WORK TO COMPLETE: Take every line from the material that has the word "Enter" in it.

MATERIAL FOR THIS TASK:
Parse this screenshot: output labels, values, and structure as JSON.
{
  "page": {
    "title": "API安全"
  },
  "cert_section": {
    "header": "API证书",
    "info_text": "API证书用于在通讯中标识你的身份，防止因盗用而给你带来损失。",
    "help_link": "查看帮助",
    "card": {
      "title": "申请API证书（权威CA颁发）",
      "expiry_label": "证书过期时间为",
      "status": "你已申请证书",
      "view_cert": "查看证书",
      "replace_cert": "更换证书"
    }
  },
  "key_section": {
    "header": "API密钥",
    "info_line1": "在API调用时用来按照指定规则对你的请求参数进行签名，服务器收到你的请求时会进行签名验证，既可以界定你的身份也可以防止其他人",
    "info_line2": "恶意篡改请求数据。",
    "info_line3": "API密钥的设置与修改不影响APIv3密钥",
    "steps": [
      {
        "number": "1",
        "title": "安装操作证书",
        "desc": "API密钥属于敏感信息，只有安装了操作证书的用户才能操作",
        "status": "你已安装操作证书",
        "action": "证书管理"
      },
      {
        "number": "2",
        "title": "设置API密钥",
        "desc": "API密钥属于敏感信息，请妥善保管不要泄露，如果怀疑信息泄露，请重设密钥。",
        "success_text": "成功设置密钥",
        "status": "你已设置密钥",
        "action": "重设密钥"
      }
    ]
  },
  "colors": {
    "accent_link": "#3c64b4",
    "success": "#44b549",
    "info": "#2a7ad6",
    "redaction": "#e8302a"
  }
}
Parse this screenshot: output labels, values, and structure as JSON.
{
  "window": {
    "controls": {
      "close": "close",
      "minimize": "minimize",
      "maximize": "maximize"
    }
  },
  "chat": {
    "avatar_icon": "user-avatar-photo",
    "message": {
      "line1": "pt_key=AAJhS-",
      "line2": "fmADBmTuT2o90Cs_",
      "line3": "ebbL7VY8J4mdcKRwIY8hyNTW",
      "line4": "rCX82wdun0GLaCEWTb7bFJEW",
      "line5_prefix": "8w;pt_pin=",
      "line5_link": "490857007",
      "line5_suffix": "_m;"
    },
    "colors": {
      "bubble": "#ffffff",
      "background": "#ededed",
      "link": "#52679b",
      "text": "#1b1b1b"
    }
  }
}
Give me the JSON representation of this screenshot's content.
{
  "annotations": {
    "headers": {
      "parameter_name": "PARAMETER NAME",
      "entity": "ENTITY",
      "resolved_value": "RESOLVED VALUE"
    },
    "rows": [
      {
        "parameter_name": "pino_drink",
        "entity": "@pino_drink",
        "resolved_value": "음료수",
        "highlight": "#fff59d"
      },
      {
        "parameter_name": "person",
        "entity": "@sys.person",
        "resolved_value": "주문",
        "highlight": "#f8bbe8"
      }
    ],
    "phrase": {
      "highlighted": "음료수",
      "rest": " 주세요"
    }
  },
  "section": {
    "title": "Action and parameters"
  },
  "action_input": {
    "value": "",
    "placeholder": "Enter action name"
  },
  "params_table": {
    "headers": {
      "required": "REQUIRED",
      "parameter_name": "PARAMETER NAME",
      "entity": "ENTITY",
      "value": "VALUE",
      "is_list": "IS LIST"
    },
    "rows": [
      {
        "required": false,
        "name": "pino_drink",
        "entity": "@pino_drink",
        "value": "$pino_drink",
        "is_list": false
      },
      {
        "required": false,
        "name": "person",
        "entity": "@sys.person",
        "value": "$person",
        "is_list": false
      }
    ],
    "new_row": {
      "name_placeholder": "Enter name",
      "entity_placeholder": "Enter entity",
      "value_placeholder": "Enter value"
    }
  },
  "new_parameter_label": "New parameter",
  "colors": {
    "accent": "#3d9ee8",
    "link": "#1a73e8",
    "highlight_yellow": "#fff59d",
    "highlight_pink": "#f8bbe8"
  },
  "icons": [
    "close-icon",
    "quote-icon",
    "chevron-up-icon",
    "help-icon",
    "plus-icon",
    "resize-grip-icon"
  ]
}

PROBLEM SOLUTION:
    "placeholder": "Enter action name"
      "name_placeholder": "Enter name",
      "entity_placeholder": "Enter entity",
      "value_placeholder": "Enter value"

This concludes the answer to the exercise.